▸ **Work required**: Reproduce the material in full, unchanged.

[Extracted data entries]
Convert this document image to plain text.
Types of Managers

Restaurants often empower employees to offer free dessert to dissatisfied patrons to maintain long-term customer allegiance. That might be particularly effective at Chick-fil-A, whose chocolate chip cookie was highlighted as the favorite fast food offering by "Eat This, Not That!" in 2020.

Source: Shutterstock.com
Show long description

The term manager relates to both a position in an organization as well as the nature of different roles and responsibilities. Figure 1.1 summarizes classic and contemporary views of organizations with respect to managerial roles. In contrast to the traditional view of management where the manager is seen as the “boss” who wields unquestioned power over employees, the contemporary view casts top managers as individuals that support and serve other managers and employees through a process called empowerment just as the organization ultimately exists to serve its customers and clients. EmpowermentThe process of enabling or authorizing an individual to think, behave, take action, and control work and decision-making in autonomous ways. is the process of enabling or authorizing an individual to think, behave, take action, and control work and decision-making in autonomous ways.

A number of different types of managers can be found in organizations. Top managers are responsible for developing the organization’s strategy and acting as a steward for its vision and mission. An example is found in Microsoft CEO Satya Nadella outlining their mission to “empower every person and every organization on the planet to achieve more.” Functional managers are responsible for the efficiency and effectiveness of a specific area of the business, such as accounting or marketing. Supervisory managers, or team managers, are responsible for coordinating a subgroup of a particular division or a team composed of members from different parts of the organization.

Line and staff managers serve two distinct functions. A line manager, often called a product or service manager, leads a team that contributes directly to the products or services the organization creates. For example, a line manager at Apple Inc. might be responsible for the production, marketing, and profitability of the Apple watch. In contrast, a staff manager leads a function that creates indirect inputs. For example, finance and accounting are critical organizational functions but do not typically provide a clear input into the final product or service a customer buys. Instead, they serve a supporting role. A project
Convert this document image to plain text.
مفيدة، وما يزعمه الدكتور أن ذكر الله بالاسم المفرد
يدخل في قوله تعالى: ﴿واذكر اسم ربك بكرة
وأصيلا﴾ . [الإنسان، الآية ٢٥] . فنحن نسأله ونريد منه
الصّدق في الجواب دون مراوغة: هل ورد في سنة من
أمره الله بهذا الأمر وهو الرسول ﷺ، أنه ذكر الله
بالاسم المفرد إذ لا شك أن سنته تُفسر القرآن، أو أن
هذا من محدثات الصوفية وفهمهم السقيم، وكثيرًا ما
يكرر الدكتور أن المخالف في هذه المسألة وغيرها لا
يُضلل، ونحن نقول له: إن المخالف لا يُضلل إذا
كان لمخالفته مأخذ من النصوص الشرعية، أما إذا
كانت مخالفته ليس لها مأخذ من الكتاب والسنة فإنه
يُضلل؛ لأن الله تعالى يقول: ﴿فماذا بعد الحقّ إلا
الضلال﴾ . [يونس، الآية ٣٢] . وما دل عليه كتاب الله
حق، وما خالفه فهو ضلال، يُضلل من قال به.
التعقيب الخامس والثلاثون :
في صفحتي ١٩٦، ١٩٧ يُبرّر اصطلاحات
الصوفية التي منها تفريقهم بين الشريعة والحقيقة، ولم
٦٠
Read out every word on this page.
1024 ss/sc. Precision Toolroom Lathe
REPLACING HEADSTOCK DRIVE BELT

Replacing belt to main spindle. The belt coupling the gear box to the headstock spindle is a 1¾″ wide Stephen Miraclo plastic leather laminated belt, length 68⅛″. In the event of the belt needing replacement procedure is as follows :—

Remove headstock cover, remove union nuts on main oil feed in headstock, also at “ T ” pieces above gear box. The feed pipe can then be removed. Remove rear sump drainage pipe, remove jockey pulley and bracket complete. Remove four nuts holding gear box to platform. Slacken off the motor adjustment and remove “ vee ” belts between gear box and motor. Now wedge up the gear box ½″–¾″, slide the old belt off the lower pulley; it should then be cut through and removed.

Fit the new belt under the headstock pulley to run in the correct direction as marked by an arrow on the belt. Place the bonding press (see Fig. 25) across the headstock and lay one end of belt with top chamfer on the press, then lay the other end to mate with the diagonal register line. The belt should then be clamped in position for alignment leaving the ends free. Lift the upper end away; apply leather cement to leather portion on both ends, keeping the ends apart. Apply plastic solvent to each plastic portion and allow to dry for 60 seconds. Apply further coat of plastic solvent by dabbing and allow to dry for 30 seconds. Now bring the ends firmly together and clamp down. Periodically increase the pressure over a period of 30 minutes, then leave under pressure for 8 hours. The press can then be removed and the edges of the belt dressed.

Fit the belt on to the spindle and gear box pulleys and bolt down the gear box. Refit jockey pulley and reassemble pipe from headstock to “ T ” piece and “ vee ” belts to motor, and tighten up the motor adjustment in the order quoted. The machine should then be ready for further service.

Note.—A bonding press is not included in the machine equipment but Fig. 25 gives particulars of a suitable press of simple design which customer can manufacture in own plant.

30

▸ **Exercise answer**:
Convert this document image to plain text.
Types of Managers

Restaurants often empower employees to offer free dessert to dissatisfied patrons to maintain long-term customer allegiance. That might be particularly effective at Chick-fil-A, whose chocolate chip cookie was highlighted as the favorite fast food offering by "Eat This, Not That!" in 2020.

Source: Shutterstock.com
Show long description

The term manager relates to both a position in an organization as well as the nature of different roles and responsibilities. Figure 1.1 summarizes classic and contemporary views of organizations with respect to managerial roles. In contrast to the traditional view of management where the manager is seen as the “boss” who wields unquestioned power over employees, the contemporary view casts top managers as individuals that support and serve other managers and employees through a process called empowerment just as the organization ultimately exists to serve its customers and clients. EmpowermentThe process of enabling or authorizing an individual to think, behave, take action, and control work and decision-making in autonomous ways. is the process of enabling or authorizing an individual to think, behave, take action, and control work and decision-making in autonomous ways.

A number of different types of managers can be found in organizations. Top managers are responsible for developing the organization’s strategy and acting as a steward for its vision and mission. An example is found in Microsoft CEO Satya Nadella outlining their mission to “empower every person and every organization on the planet to achieve more.” Functional managers are responsible for the efficiency and effectiveness of a specific area of the business, such as accounting or marketing. Supervisory managers, or team managers, are responsible for coordinating a subgroup of a particular division or a team composed of members from different parts of the organization.

Line and staff managers serve two distinct functions. A line manager, often called a product or service manager, leads a team that contributes directly to the products or services the organization creates. For example, a line manager at Apple Inc. might be responsible for the production, marketing, and profitability of the Apple watch. In contrast, a staff manager leads a function that creates indirect inputs. For example, finance and accounting are critical organizational functions but do not typically provide a clear input into the final product or service a customer buys. Instead, they serve a supporting role. A project
Convert this document image to plain text.
مفيدة، وما يزعمه الدكتور أن ذكر الله بالاسم المفرد
يدخل في قوله تعالى: ﴿واذكر اسم ربك بكرة
وأصيلا﴾ . [الإنسان، الآية ٢٥] . فنحن نسأله ونريد منه
الصّدق في الجواب دون مراوغة: هل ورد في سنة من
أمره الله بهذا الأمر وهو الرسول ﷺ، أنه ذكر الله
بالاسم المفرد إذ لا شك أن سنته تُفسر القرآن، أو أن
هذا من محدثات الصوفية وفهمهم السقيم، وكثيرًا ما
يكرر الدكتور أن المخالف في هذه المسألة وغيرها لا
يُضلل، ونحن نقول له: إن المخالف لا يُضلل إذا
كان لمخالفته مأخذ من النصوص الشرعية، أما إذا
كانت مخالفته ليس لها مأخذ من الكتاب والسنة فإنه
يُضلل؛ لأن الله تعالى يقول: ﴿فماذا بعد الحقّ إلا
الضلال﴾ . [يونس، الآية ٣٢] . وما دل عليه كتاب الله
حق، وما خالفه فهو ضلال، يُضلل من قال به.
التعقيب الخامس والثلاثون :
في صفحتي ١٩٦، ١٩٧ يُبرّر اصطلاحات
الصوفية التي منها تفريقهم بين الشريعة والحقيقة، ولم
٦٠
Read out every word on this page.
1024 ss/sc. Precision Toolroom Lathe
REPLACING HEADSTOCK DRIVE BELT

Replacing belt to main spindle. The belt coupling the gear box to the headstock spindle is a 1¾″ wide Stephen Miraclo plastic leather laminated belt, length 68⅛″. In the event of the belt needing replacement procedure is as follows :—

Remove headstock cover, remove union nuts on main oil feed in headstock, also at “ T ” pieces above gear box. The feed pipe can then be removed. Remove rear sump drainage pipe, remove jockey pulley and bracket complete. Remove four nuts holding gear box to platform. Slacken off the motor adjustment and remove “ vee ” belts between gear box and motor. Now wedge up the gear box ½″–¾″, slide the old belt off the lower pulley; it should then be cut through and removed.

Fit the new belt under the headstock pulley to run in the correct direction as marked by an arrow on the belt. Place the bonding press (see Fig. 25) across the headstock and lay one end of belt with top chamfer on the press, then lay the other end to mate with the diagonal register line. The belt should then be clamped in position for alignment leaving the ends free. Lift the upper end away; apply leather cement to leather portion on both ends, keeping the ends apart. Apply plastic solvent to each plastic portion and allow to dry for 60 seconds. Apply further coat of plastic solvent by dabbing and allow to dry for 30 seconds. Now bring the ends firmly together and clamp down. Periodically increase the pressure over a period of 30 minutes, then leave under pressure for 8 hours. The press can then be removed and the edges of the belt dressed.

Fit the belt on to the spindle and gear box pulleys and bolt down the gear box. Refit jockey pulley and reassemble pipe from headstock to “ T ” piece and “ vee ” belts to motor, and tighten up the motor adjustment in the order quoted. The machine should then be ready for further service.

Note.—A bonding press is not included in the machine equipment but Fig. 25 gives particulars of a suitable press of simple design which customer can manufacture in own plant.

30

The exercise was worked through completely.